Task details: Quote the records in full and leave their pictures out.

▼▼▼

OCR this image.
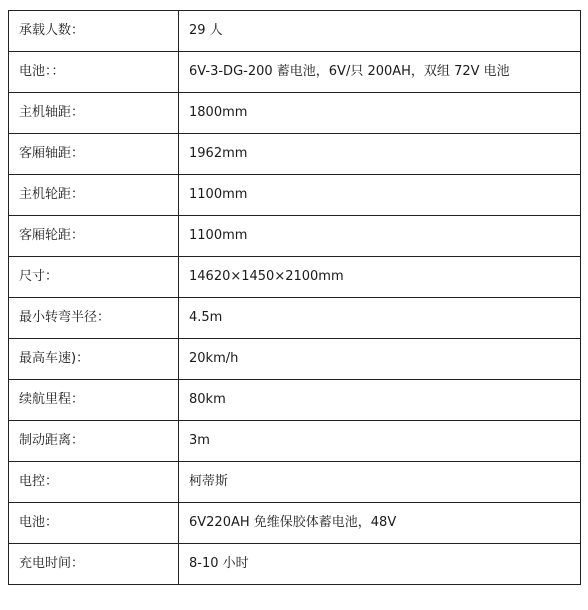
承载人数：	29 人
电池：：	6V-3-DG-200 蓄电池，6V/只 200AH，双组 72V 电池
主机轴距：	1800mm
客厢轴距：	1962mm
主机轮距：	1100mm
客厢轮距：	1100mm
尺寸：	14620×1450×2100mm
最小转弯半径：	4.5m
最高车速)：	20km/h
续航里程：	80km
制动距离：	3m
电控：	柯蒂斯
电池：	6V220AH 免维保胶体蓄电池，48V
充电时间：	8-10 小时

▲▲▲

Full answer:
OCR this image.
承载人数：	29 人
电池：：	6V-3-DG-200 蓄电池，6V/只 200AH，双组 72V 电池
主机轴距：	1800mm
客厢轴距：	1962mm
主机轮距：	1100mm
客厢轮距：	1100mm
尺寸：	14620×1450×2100mm
最小转弯半径：	4.5m
最高车速)：	20km/h
续航里程：	80km
制动距离：	3m
电控：	柯蒂斯
电池：	6V220AH 免维保胶体蓄电池，48V
充电时间：	8-10 小时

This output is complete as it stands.